▶ **GOAL**
Leave every picture out and write out the records below exactly.

▶ **THE DATA**
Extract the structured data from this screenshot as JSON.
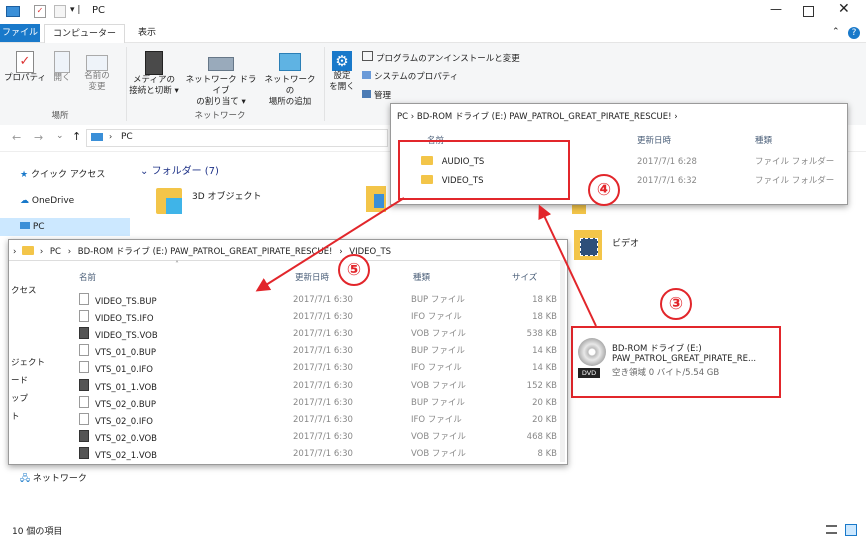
{
  "window": {
    "title": "PC"
  },
  "ribbon_tabs": [
    "ファイル",
    "コンピューター",
    "表示"
  ],
  "ribbon": {
    "location_group": "場所",
    "network_group": "ネットワーク",
    "properties": "プロパティ",
    "open": "開く",
    "rename_1": "名前の",
    "rename_2": "変更",
    "media_1": "メディアの",
    "media_2": "接続と切断 ▾",
    "map_drive_1": "ネットワーク ドライブ",
    "map_drive_2": "の割り当て ▾",
    "add_location_1": "ネットワークの",
    "add_location_2": "場所の追加",
    "settings_1": "設定",
    "settings_2": "を開く",
    "uninstall": "プログラムのアンインストールと変更",
    "system_props": "システムのプロパティ",
    "manage": "管理"
  },
  "address": {
    "crumb": "PC"
  },
  "nav": {
    "quick_access": "クイック アクセス",
    "onedrive": "OneDrive",
    "pc": "PC",
    "network": "ネットワーク",
    "partial": [
      "クセス",
      "ジェクト",
      "ード",
      "ップ",
      "ト"
    ]
  },
  "main": {
    "folders_header": "フォルダー (7)",
    "objects3d": "3D オブジェクト",
    "video": "ビデオ"
  },
  "drive": {
    "name_1": "BD-ROM ドライブ (E:)",
    "name_2": "PAW_PATROL_GREAT_PIRATE_RE...",
    "space": "空き領域 0 バイト/5.54 GB",
    "badge": "DVD"
  },
  "status": {
    "count": "10 個の項目"
  },
  "win_root": {
    "breadcrumb": "PC  ›  BD-ROM ドライブ (E:) PAW_PATROL_GREAT_PIRATE_RESCUE!  ›",
    "col_name": "名前",
    "col_date": "更新日時",
    "col_type": "種類",
    "rows": [
      {
        "name": "AUDIO_TS",
        "date": "2017/7/1 6:28",
        "type": "ファイル フォルダー"
      },
      {
        "name": "VIDEO_TS",
        "date": "2017/7/1 6:32",
        "type": "ファイル フォルダー"
      }
    ]
  },
  "win_video": {
    "crumb_pc": "PC",
    "crumb_drive": "BD-ROM ドライブ (E:) PAW_PATROL_GREAT_PIRATE_RESCUE!",
    "crumb_folder": "VIDEO_TS",
    "col_name": "名前",
    "col_date": "更新日時",
    "col_type": "種類",
    "col_size": "サイズ",
    "rows": [
      {
        "name": "VIDEO_TS.BUP",
        "date": "2017/7/1 6:30",
        "type": "BUP ファイル",
        "size": "18 KB",
        "kind": "file"
      },
      {
        "name": "VIDEO_TS.IFO",
        "date": "2017/7/1 6:30",
        "type": "IFO ファイル",
        "size": "18 KB",
        "kind": "file"
      },
      {
        "name": "VIDEO_TS.VOB",
        "date": "2017/7/1 6:30",
        "type": "VOB ファイル",
        "size": "538 KB",
        "kind": "vob"
      },
      {
        "name": "VTS_01_0.BUP",
        "date": "2017/7/1 6:30",
        "type": "BUP ファイル",
        "size": "14 KB",
        "kind": "file"
      },
      {
        "name": "VTS_01_0.IFO",
        "date": "2017/7/1 6:30",
        "type": "IFO ファイル",
        "size": "14 KB",
        "kind": "file"
      },
      {
        "name": "VTS_01_1.VOB",
        "date": "2017/7/1 6:30",
        "type": "VOB ファイル",
        "size": "152 KB",
        "kind": "vob"
      },
      {
        "name": "VTS_02_0.BUP",
        "date": "2017/7/1 6:30",
        "type": "BUP ファイル",
        "size": "20 KB",
        "kind": "file"
      },
      {
        "name": "VTS_02_0.IFO",
        "date": "2017/7/1 6:30",
        "type": "IFO ファイル",
        "size": "20 KB",
        "kind": "file"
      },
      {
        "name": "VTS_02_0.VOB",
        "date": "2017/7/1 6:30",
        "type": "VOB ファイル",
        "size": "468 KB",
        "kind": "vob"
      },
      {
        "name": "VTS_02_1.VOB",
        "date": "2017/7/1 6:30",
        "type": "VOB ファイル",
        "size": "8 KB",
        "kind": "vob"
      }
    ]
  },
  "annotations": {
    "n3": "③",
    "n4": "④",
    "n5": "⑤"
  },
  "colors": {
    "accent": "#1979ca",
    "highlight": "#e2262b"
  }
}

▶ **ANSWER FOR THE TASK**
Extract the structured data from this screenshot as JSON.
{
  "window": {
    "title": "PC"
  },
  "ribbon_tabs": [
    "ファイル",
    "コンピューター",
    "表示"
  ],
  "ribbon": {
    "location_group": "場所",
    "network_group": "ネットワーク",
    "properties": "プロパティ",
    "open": "開く",
    "rename_1": "名前の",
    "rename_2": "変更",
    "media_1": "メディアの",
    "media_2": "接続と切断 ▾",
    "map_drive_1": "ネットワーク ドライブ",
    "map_drive_2": "の割り当て ▾",
    "add_location_1": "ネットワークの",
    "add_location_2": "場所の追加",
    "settings_1": "設定",
    "settings_2": "を開く",
    "uninstall": "プログラムのアンインストールと変更",
    "system_props": "システムのプロパティ",
    "manage": "管理"
  },
  "address": {
    "crumb": "PC"
  },
  "nav": {
    "quick_access": "クイック アクセス",
    "onedrive": "OneDrive",
    "pc": "PC",
    "network": "ネットワーク",
    "partial": [
      "クセス",
      "ジェクト",
      "ード",
      "ップ",
      "ト"
    ]
  },
  "main": {
    "folders_header": "フォルダー (7)",
    "objects3d": "3D オブジェクト",
    "video": "ビデオ"
  },
  "drive": {
    "name_1": "BD-ROM ドライブ (E:)",
    "name_2": "PAW_PATROL_GREAT_PIRATE_RE...",
    "space": "空き領域 0 バイト/5.54 GB",
    "badge": "DVD"
  },
  "status": {
    "count": "10 個の項目"
  },
  "win_root": {
    "breadcrumb": "PC  ›  BD-ROM ドライブ (E:) PAW_PATROL_GREAT_PIRATE_RESCUE!  ›",
    "col_name": "名前",
    "col_date": "更新日時",
    "col_type": "種類",
    "rows": [
      {
        "name": "AUDIO_TS",
        "date": "2017/7/1 6:28",
        "type": "ファイル フォルダー"
      },
      {
        "name": "VIDEO_TS",
        "date": "2017/7/1 6:32",
        "type": "ファイル フォルダー"
      }
    ]
  },
  "win_video": {
    "crumb_pc": "PC",
    "crumb_drive": "BD-ROM ドライブ (E:) PAW_PATROL_GREAT_PIRATE_RESCUE!",
    "crumb_folder": "VIDEO_TS",
    "col_name": "名前",
    "col_date": "更新日時",
    "col_type": "種類",
    "col_size": "サイズ",
    "rows": [
      {
        "name": "VIDEO_TS.BUP",
        "date": "2017/7/1 6:30",
        "type": "BUP ファイル",
        "size": "18 KB",
        "kind": "file"
      },
      {
        "name": "VIDEO_TS.IFO",
        "date": "2017/7/1 6:30",
        "type": "IFO ファイル",
        "size": "18 KB",
        "kind": "file"
      },
      {
        "name": "VIDEO_TS.VOB",
        "date": "2017/7/1 6:30",
        "type": "VOB ファイル",
        "size": "538 KB",
        "kind": "vob"
      },
      {
        "name": "VTS_01_0.BUP",
        "date": "2017/7/1 6:30",
        "type": "BUP ファイル",
        "size": "14 KB",
        "kind": "file"
      },
      {
        "name": "VTS_01_0.IFO",
        "date": "2017/7/1 6:30",
        "type": "IFO ファイル",
        "size": "14 KB",
        "kind": "file"
      },
      {
        "name": "VTS_01_1.VOB",
        "date": "2017/7/1 6:30",
        "type": "VOB ファイル",
        "size": "152 KB",
        "kind": "vob"
      },
      {
        "name": "VTS_02_0.BUP",
        "date": "2017/7/1 6:30",
        "type": "BUP ファイル",
        "size": "20 KB",
        "kind": "file"
      },
      {
        "name": "VTS_02_0.IFO",
        "date": "2017/7/1 6:30",
        "type": "IFO ファイル",
        "size": "20 KB",
        "kind": "file"
      },
      {
        "name": "VTS_02_0.VOB",
        "date": "2017/7/1 6:30",
        "type": "VOB ファイル",
        "size": "468 KB",
        "kind": "vob"
      },
      {
        "name": "VTS_02_1.VOB",
        "date": "2017/7/1 6:30",
        "type": "VOB ファイル",
        "size": "8 KB",
        "kind": "vob"
      }
    ]
  },
  "annotations": {
    "n3": "③",
    "n4": "④",
    "n5": "⑤"
  },
  "colors": {
    "accent": "#1979ca",
    "highlight": "#e2262b"
  }
}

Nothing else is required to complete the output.